WHAT YOU ARE ASKED TO DO:
Determine the number of lines in the listing below where the string "puedo" occurs; answer with the number alone.

RECORDS FOR THIS EXERCISE:
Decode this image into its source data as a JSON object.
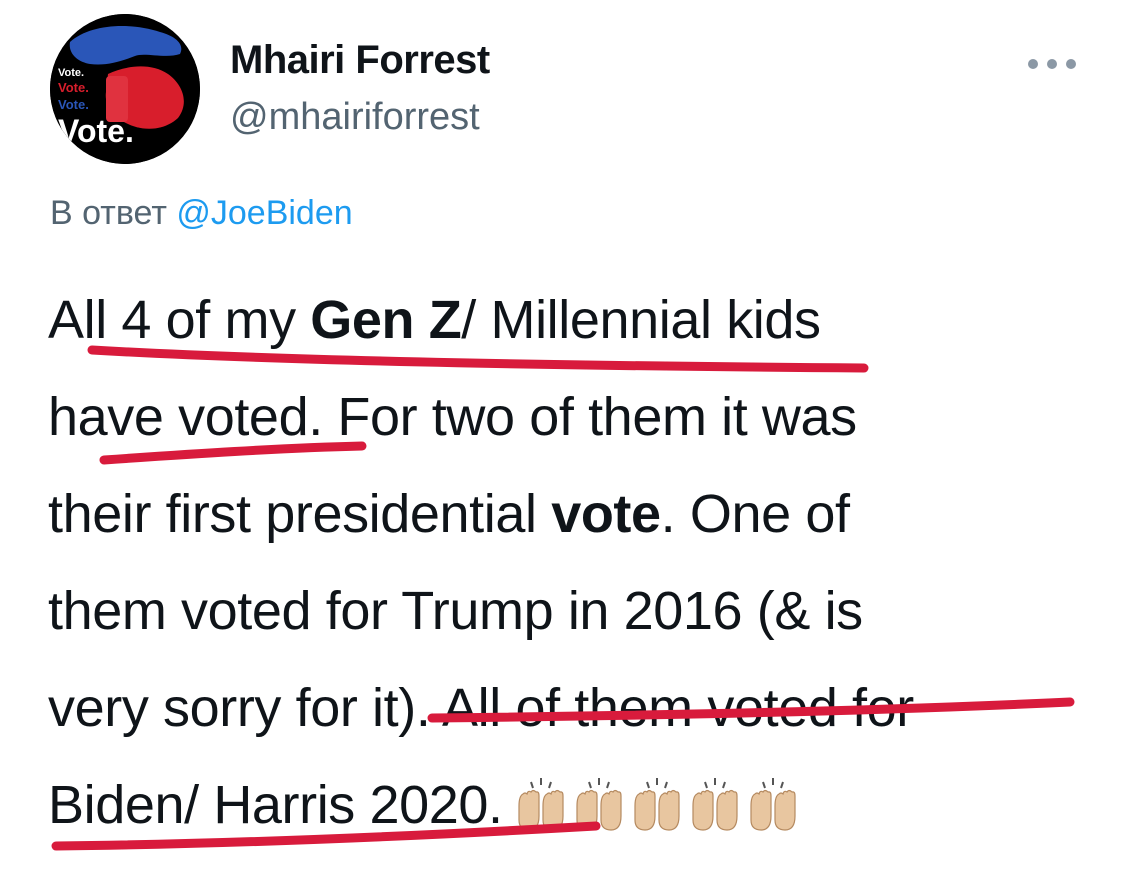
{
  "user": {
    "display_name": "Mhairi Forrest",
    "handle": "@mhairiforrest",
    "avatar_text": [
      "Vote.",
      "Vote.",
      "Vote.",
      "Vote."
    ]
  },
  "reply": {
    "prefix": "В ответ",
    "mention": "@JoeBiden"
  },
  "tweet": {
    "lines": [
      [
        "All 4 of my ",
        "Gen Z",
        "/ Millennial kids"
      ],
      [
        "have voted. For two of them it was"
      ],
      [
        "their first presidential ",
        "vote",
        ". One of"
      ],
      [
        "them voted for Trump in 2016 (& is"
      ],
      [
        "very sorry for it). All of them voted for"
      ],
      [
        "Biden/ Harris 2020."
      ]
    ],
    "emoji": "raising-hands-emoji",
    "emoji_count": 5
  },
  "colors": {
    "text": "#0f1419",
    "secondary": "#536471",
    "link": "#1d9bf0",
    "underline_marker": "#d81b3c",
    "emoji_skin": "#e8c6a0"
  }
}
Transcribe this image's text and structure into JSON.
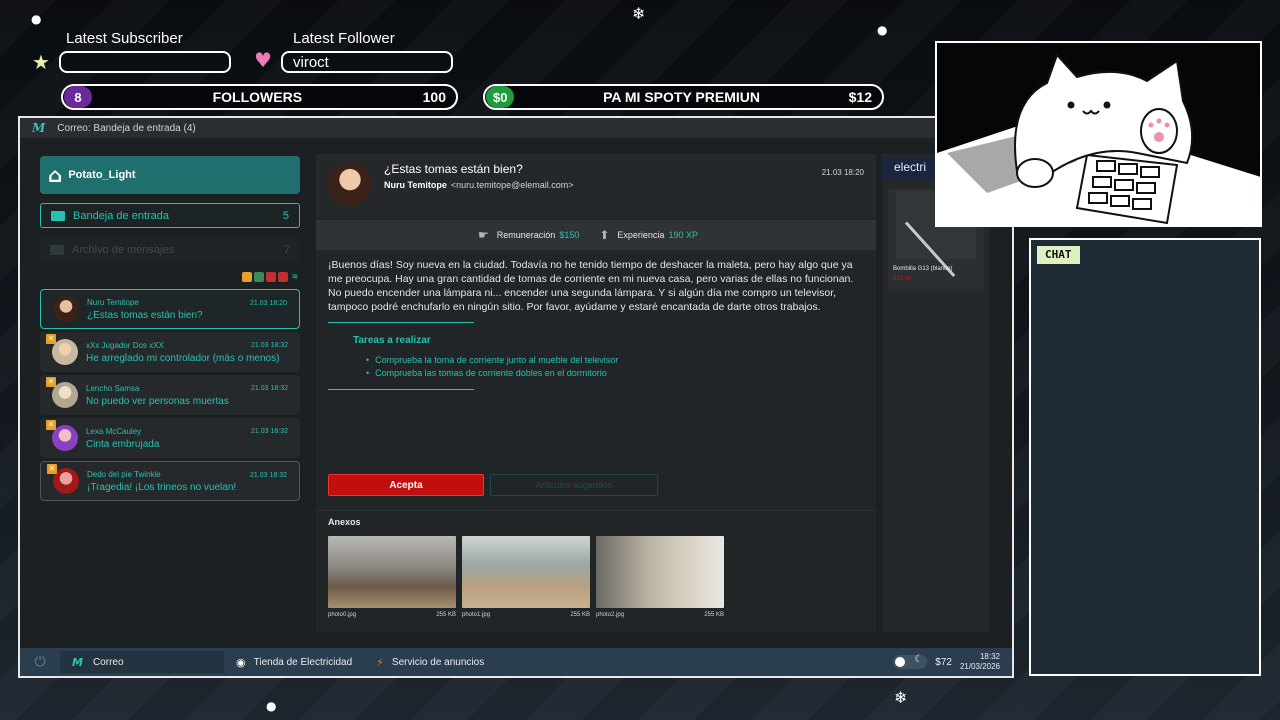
{
  "overlay": {
    "latest_subscriber_label": "Latest Subscriber",
    "latest_subscriber_value": "",
    "latest_follower_label": "Latest Follower",
    "latest_follower_value": "viroct",
    "followers": {
      "count": "8",
      "label": "FOLLOWERS",
      "goal": "100"
    },
    "donation": {
      "current": "$0",
      "label": "PA MI SPOTY PREMIUN",
      "goal": "$12"
    },
    "chat_label": "CHAT"
  },
  "window": {
    "title": "Correo: Bandeja de entrada (4)"
  },
  "sidebar": {
    "user": "Potato_Light",
    "folders": [
      {
        "label": "Bandeja de entrada",
        "count": "5"
      },
      {
        "label": "Archivo de mensajes",
        "count": "7"
      }
    ],
    "messages": [
      {
        "sender": "Nuru Temitope",
        "subject": "¿Estas tomas están bien?",
        "date": "21.03 18:20"
      },
      {
        "sender": "xXx Jugador Dos xXX",
        "subject": "He arreglado mi controlador (más o menos)",
        "date": "21.03 18:32"
      },
      {
        "sender": "Lencho Samsa",
        "subject": "No puedo ver personas muertas",
        "date": "21.03 18:32"
      },
      {
        "sender": "Lexa McCauley",
        "subject": "Cinta embrujada",
        "date": "21.03 18:32"
      },
      {
        "sender": "Dedo del pie Twinkle",
        "subject": "¡Tragedia! ¡Los trineos no vuelan!",
        "date": "21.03 18:32"
      }
    ]
  },
  "email": {
    "subject": "¿Estas tomas están bien?",
    "sender_name": "Nuru Temitope",
    "sender_email": "<nuru.temitope@elemail.com>",
    "date": "21.03 18:20",
    "reward_label": "Remuneración",
    "reward_value": "$150",
    "xp_label": "Experiencia",
    "xp_value": "190 XP",
    "body": "¡Buenos días! Soy nueva en la ciudad. Todavía no he tenido tiempo de deshacer la maleta, pero hay algo que ya me preocupa. Hay una gran cantidad de tomas de corriente en mi nueva casa, pero varias de ellas no funcionan. No puedo encender una lámpara ni... encender una segunda lámpara. Y si algún día me compro un televisor, tampoco podré enchufarlo en ningún sitio. Por favor, ayúdame y estaré encantada de darte otros trabajos.",
    "tasks_title": "Tareas a realizar",
    "tasks": [
      "Comprueba la toma de corriente junto al mueble del televisor",
      "Comprueba las tomas de corriente dobles en el dormitorio"
    ],
    "accept_label": "Acepta",
    "suggested_label": "Artículos sugeridos",
    "attachments_title": "Anexos",
    "attachments": [
      {
        "name": "photo0.jpg",
        "size": "255 KB"
      },
      {
        "name": "photo1.jpg",
        "size": "255 KB"
      },
      {
        "name": "photo2.jpg",
        "size": "255 KB"
      }
    ]
  },
  "shop": {
    "tag": "electri",
    "item_name": "Bombilla G13 (blanco)",
    "item_price": "$12.40"
  },
  "taskbar": {
    "items": [
      "Correo",
      "Tienda de Electricidad",
      "Servicio de anuncios"
    ],
    "money": "$72",
    "time": "18:32",
    "date": "21/03/2026"
  },
  "colors": {
    "accent": "#2ac0b0",
    "accept": "#c10f0f",
    "user_card": "#1f6f6e",
    "taskbar": "#2a3e4f"
  }
}
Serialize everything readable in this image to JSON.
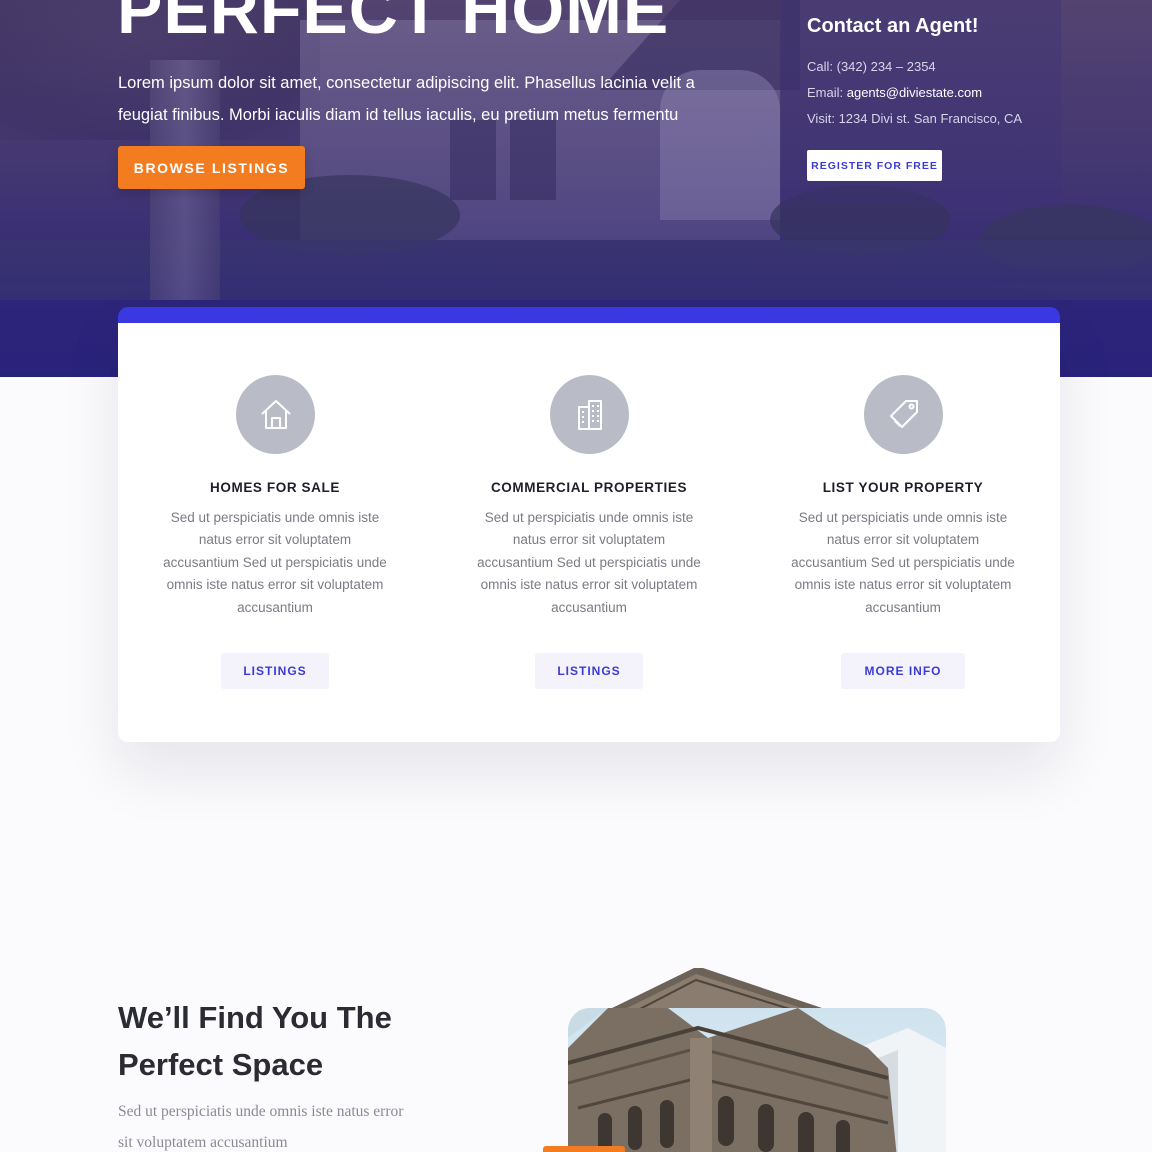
{
  "hero": {
    "title": "PERFECT HOME",
    "description": "Lorem ipsum dolor sit amet, consectetur adipiscing elit. Phasellus lacinia velit a feugiat finibus. Morbi iaculis diam id tellus iaculis, eu pretium metus fermentu",
    "browse_label": "BROWSE LISTINGS"
  },
  "contact": {
    "title": "Contact an Agent!",
    "call_label": "Call: ",
    "call_value": "(342) 234 – 2354",
    "email_label": "Email: ",
    "email_value": "agents@diviestate.com",
    "visit_label": "Visit: ",
    "visit_value": "1234 Divi st. San Francisco, CA",
    "register_label": "REGISTER FOR FREE"
  },
  "services": [
    {
      "icon": "home-icon",
      "title": "HOMES FOR SALE",
      "text": "Sed ut perspiciatis unde omnis iste natus error sit voluptatem accusantium Sed ut perspiciatis unde omnis iste natus error sit voluptatem accusantium",
      "button": "LISTINGS"
    },
    {
      "icon": "building-icon",
      "title": "COMMERCIAL PROPERTIES",
      "text": "Sed ut perspiciatis unde omnis iste natus error sit voluptatem accusantium Sed ut perspiciatis unde omnis iste natus error sit voluptatem accusantium",
      "button": "LISTINGS"
    },
    {
      "icon": "tag-icon",
      "title": "LIST YOUR PROPERTY",
      "text": "Sed ut perspiciatis unde omnis iste natus error sit voluptatem accusantium Sed ut perspiciatis unde omnis iste natus error sit voluptatem accusantium",
      "button": "MORE INFO"
    }
  ],
  "section": {
    "title": "We’ll Find You The Perfect Space",
    "text": "Sed ut perspiciatis unde omnis iste natus error sit voluptatem accusantium"
  },
  "colors": {
    "accent_orange": "#f47c20",
    "accent_blue": "#3a38e0",
    "hero_purple": "#382d72",
    "icon_gray": "#b9bcc6"
  }
}
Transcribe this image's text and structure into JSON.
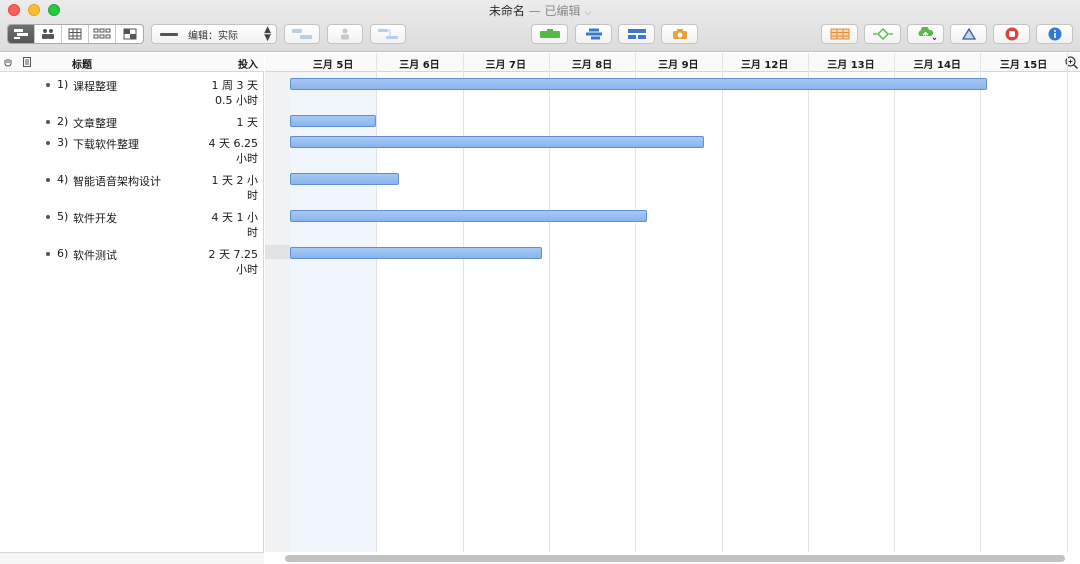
{
  "window": {
    "title": "未命名",
    "separator": "—",
    "status": "已编辑"
  },
  "toolbar": {
    "view_mode_label": "编辑：实际",
    "accent_green": "#57b847",
    "accent_blue": "#3b78c9",
    "accent_orange": "#e8883a",
    "accent_red": "#e0403a"
  },
  "outline": {
    "header_title": "标题",
    "header_effort": "投入",
    "tasks": [
      {
        "num": "1)",
        "name": "课程整理",
        "effort_line1": "1 周 3 天",
        "effort_line2": "0.5 小时"
      },
      {
        "num": "2)",
        "name": "文章整理",
        "effort_line1": "1 天",
        "effort_line2": ""
      },
      {
        "num": "3)",
        "name": "下载软件整理",
        "effort_line1": "4 天 6.25",
        "effort_line2": "小时"
      },
      {
        "num": "4)",
        "name": "智能语音架构设计",
        "effort_line1": "1 天 2 小",
        "effort_line2": "时"
      },
      {
        "num": "5)",
        "name": "软件开发",
        "effort_line1": "4 天 1 小",
        "effort_line2": "时"
      },
      {
        "num": "6)",
        "name": "软件测试",
        "effort_line1": "2 天 7.25",
        "effort_line2": "小时"
      }
    ]
  },
  "gantt": {
    "days": [
      "三月 5日",
      "三月 6日",
      "三月 7日",
      "三月 8日",
      "三月 9日",
      "三月 12日",
      "三月 13日",
      "三月 14日",
      "三月 15日"
    ],
    "bar_color": "#9bbff2",
    "bars_in_days": [
      8.08,
      1.0,
      4.8,
      1.26,
      4.14,
      2.92
    ]
  }
}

TASK OUTPUT:
2